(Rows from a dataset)
******************************

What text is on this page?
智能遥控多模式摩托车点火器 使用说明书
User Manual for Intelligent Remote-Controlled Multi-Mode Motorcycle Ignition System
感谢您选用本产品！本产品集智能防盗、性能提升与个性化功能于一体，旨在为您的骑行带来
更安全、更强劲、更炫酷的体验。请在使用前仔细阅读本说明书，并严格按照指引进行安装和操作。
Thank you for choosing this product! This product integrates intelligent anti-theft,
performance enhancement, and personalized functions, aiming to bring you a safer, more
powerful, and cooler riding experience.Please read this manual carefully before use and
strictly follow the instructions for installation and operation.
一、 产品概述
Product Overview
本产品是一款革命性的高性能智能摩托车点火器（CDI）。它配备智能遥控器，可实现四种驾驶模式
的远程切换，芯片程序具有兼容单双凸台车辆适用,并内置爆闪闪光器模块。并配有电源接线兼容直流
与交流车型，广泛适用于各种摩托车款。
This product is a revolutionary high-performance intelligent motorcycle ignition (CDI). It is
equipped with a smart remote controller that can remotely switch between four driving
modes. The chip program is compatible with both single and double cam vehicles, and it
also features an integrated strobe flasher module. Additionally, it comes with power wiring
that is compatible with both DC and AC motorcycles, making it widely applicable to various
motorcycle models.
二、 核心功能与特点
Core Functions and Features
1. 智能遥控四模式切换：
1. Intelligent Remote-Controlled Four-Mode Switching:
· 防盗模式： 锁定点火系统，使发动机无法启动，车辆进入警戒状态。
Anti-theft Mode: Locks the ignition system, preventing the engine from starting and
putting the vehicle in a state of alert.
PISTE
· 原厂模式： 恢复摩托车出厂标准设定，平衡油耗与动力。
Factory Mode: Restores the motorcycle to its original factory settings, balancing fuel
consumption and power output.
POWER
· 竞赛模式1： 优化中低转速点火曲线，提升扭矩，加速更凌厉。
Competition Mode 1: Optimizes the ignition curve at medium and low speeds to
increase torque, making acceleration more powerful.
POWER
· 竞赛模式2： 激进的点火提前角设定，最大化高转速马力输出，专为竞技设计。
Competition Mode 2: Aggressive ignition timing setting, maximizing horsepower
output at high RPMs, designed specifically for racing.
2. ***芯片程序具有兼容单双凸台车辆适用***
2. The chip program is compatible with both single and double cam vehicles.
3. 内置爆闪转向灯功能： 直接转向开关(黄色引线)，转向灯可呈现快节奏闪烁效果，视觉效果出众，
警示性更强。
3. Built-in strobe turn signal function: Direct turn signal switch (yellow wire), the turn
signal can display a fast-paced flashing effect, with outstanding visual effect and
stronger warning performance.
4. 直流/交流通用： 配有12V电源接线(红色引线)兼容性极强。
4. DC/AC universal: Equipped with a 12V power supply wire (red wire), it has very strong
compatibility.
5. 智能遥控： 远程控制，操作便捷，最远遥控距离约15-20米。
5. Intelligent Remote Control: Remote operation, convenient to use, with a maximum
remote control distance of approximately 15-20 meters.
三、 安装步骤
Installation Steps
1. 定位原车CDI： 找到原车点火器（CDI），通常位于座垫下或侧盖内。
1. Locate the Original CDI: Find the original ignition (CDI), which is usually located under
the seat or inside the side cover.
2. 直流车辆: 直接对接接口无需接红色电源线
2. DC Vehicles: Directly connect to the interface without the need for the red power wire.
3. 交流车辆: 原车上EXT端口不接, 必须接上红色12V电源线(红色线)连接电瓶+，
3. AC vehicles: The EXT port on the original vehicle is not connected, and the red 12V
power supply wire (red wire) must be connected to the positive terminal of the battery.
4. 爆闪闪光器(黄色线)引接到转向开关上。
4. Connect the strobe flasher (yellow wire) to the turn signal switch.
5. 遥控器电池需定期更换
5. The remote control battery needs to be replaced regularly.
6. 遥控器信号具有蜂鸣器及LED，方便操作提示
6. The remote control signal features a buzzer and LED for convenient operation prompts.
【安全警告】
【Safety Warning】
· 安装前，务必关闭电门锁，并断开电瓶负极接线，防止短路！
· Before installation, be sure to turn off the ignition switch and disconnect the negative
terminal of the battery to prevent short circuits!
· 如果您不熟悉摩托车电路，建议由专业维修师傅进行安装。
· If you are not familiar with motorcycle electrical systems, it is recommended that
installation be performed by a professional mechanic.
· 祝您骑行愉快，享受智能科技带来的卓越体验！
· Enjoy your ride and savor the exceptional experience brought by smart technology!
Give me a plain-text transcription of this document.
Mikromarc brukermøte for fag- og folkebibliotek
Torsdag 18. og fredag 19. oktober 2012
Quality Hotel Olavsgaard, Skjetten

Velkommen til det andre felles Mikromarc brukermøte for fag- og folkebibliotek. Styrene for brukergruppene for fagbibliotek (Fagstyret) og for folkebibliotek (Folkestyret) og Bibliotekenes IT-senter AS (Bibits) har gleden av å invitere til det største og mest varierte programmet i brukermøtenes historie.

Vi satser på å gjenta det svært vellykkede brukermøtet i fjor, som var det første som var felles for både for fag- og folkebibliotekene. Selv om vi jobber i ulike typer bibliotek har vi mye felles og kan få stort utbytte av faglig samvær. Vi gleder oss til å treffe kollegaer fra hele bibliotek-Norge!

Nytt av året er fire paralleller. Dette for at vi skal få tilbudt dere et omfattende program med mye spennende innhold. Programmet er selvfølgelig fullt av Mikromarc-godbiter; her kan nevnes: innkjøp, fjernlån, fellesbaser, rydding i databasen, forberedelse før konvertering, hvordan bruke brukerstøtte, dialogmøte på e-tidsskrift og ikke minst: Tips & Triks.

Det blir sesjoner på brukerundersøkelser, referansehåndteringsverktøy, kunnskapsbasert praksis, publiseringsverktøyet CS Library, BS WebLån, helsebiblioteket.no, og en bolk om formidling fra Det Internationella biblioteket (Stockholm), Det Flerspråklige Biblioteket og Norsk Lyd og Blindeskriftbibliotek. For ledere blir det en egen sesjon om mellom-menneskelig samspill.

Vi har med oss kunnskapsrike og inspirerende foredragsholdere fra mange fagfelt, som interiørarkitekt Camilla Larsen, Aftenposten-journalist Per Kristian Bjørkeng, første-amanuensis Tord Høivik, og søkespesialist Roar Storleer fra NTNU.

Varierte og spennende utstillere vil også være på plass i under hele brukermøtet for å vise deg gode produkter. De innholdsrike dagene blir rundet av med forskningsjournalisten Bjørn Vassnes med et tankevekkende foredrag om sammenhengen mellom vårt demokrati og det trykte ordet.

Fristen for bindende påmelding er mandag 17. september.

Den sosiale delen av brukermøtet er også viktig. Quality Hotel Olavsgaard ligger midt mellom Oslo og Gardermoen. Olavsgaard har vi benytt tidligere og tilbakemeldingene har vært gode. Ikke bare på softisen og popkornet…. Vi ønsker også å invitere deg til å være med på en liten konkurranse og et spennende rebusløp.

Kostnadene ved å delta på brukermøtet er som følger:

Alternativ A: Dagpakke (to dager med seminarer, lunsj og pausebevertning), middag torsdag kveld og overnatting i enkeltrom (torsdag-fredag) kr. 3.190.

******************************

*TO BE DONE*:
In the records above, collect each line with "invitere".

*REPLY*:
Velkommen til det andre felles Mikromarc brukermøte for fag- og folkebibliotek. Styrene for brukergruppene for fagbibliotek (Fagstyret) og for folkebibliotek (Folkestyret) og Bibliotekenes IT-senter AS (Bibits) har gleden av å invitere til det største og mest varierte programmet i brukermøtenes historie.
Den sosiale delen av brukermøtet er også viktig. Quality Hotel Olavsgaard ligger midt mellom Oslo og Gardermoen. Olavsgaard har vi benytt tidligere og tilbakemeldingene har vært gode. Ikke bare på softisen og popkornet…. Vi ønsker også å invitere deg til å være med på en liten konkurranse og et spennende rebusløp.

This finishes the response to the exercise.